--- START Stored records ---

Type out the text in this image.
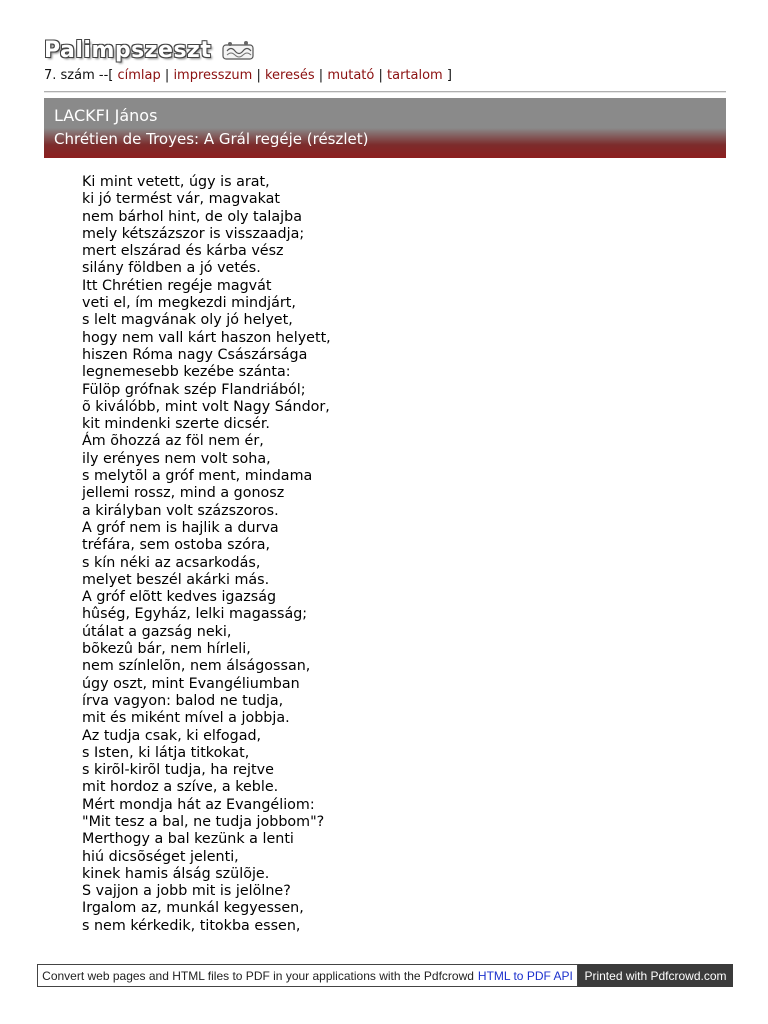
Palimpszeszt
7. szám --[ címlap | impresszum | keresés | mutató | tartalom ]
LACKFI János
Chrétien de Troyes: A Grál regéje (részlet)
Ki mint vetett, úgy is arat,
ki jó termést vár, magvakat
nem bárhol hint, de oly talajba
mely kétszázszor is visszaadja;
mert elszárad és kárba vész
silány földben a jó vetés.
Itt Chrétien regéje magvát
veti el, ím megkezdi mindjárt,
s lelt magvának oly jó helyet,
hogy nem vall kárt haszon helyett,
hiszen Róma nagy Császársága
legnemesebb kezébe szánta:
Fülöp grófnak szép Flandriából;
õ kiválóbb, mint volt Nagy Sándor,
kit mindenki szerte dicsér.
Ám õhozzá az föl nem ér,
ily erényes nem volt soha,
s melytõl a gróf ment, mindama
jellemi rossz, mind a gonosz
a királyban volt százszoros.
A gróf nem is hajlik a durva
tréfára, sem ostoba szóra,
s kín néki az acsarkodás,
melyet beszél akárki más.
A gróf elõtt kedves igazság
hûség, Egyház, lelki magasság;
útálat a gazság neki,
bõkezû bár, nem hírleli,
nem színlelõn, nem álságossan,
úgy oszt, mint Evangéliumban
írva vagyon: balod ne tudja,
mit és miként mível a jobbja.
Az tudja csak, ki elfogad,
s Isten, ki látja titkokat,
s kirõl-kirõl tudja, ha rejtve
mit hordoz a szíve, a keble.
Mért mondja hát az Evangéliom:
"Mit tesz a bal, ne tudja jobbom"?
Merthogy a bal kezünk a lenti
hiú dicsõséget jelenti,
kinek hamis álság szülõje.
S vajjon a jobb mit is jelölne?
Irgalom az, munkál kegyessen,
s nem kérkedik, titokba essen,
Convert web pages and HTML files to PDF in your applications with the Pdfcrowd HTML to PDF API Printed with Pdfcrowd.com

--- END Stored records ---

Pictures in the records above are left out; print everything else exactly as written.

> [Worked answer]:
Type out the text in this image.
Palimpszeszt
7. szám --[ címlap | impresszum | keresés | mutató | tartalom ]
LACKFI János
Chrétien de Troyes: A Grál regéje (részlet)
Ki mint vetett, úgy is arat,
ki jó termést vár, magvakat
nem bárhol hint, de oly talajba
mely kétszázszor is visszaadja;
mert elszárad és kárba vész
silány földben a jó vetés.
Itt Chrétien regéje magvát
veti el, ím megkezdi mindjárt,
s lelt magvának oly jó helyet,
hogy nem vall kárt haszon helyett,
hiszen Róma nagy Császársága
legnemesebb kezébe szánta:
Fülöp grófnak szép Flandriából;
õ kiválóbb, mint volt Nagy Sándor,
kit mindenki szerte dicsér.
Ám õhozzá az föl nem ér,
ily erényes nem volt soha,
s melytõl a gróf ment, mindama
jellemi rossz, mind a gonosz
a királyban volt százszoros.
A gróf nem is hajlik a durva
tréfára, sem ostoba szóra,
s kín néki az acsarkodás,
melyet beszél akárki más.
A gróf elõtt kedves igazság
hûség, Egyház, lelki magasság;
útálat a gazság neki,
bõkezû bár, nem hírleli,
nem színlelõn, nem álságossan,
úgy oszt, mint Evangéliumban
írva vagyon: balod ne tudja,
mit és miként mível a jobbja.
Az tudja csak, ki elfogad,
s Isten, ki látja titkokat,
s kirõl-kirõl tudja, ha rejtve
mit hordoz a szíve, a keble.
Mért mondja hát az Evangéliom:
"Mit tesz a bal, ne tudja jobbom"?
Merthogy a bal kezünk a lenti
hiú dicsõséget jelenti,
kinek hamis álság szülõje.
S vajjon a jobb mit is jelölne?
Irgalom az, munkál kegyessen,
s nem kérkedik, titokba essen,
Convert web pages and HTML files to PDF in your applications with the Pdfcrowd HTML to PDF API Printed with Pdfcrowd.com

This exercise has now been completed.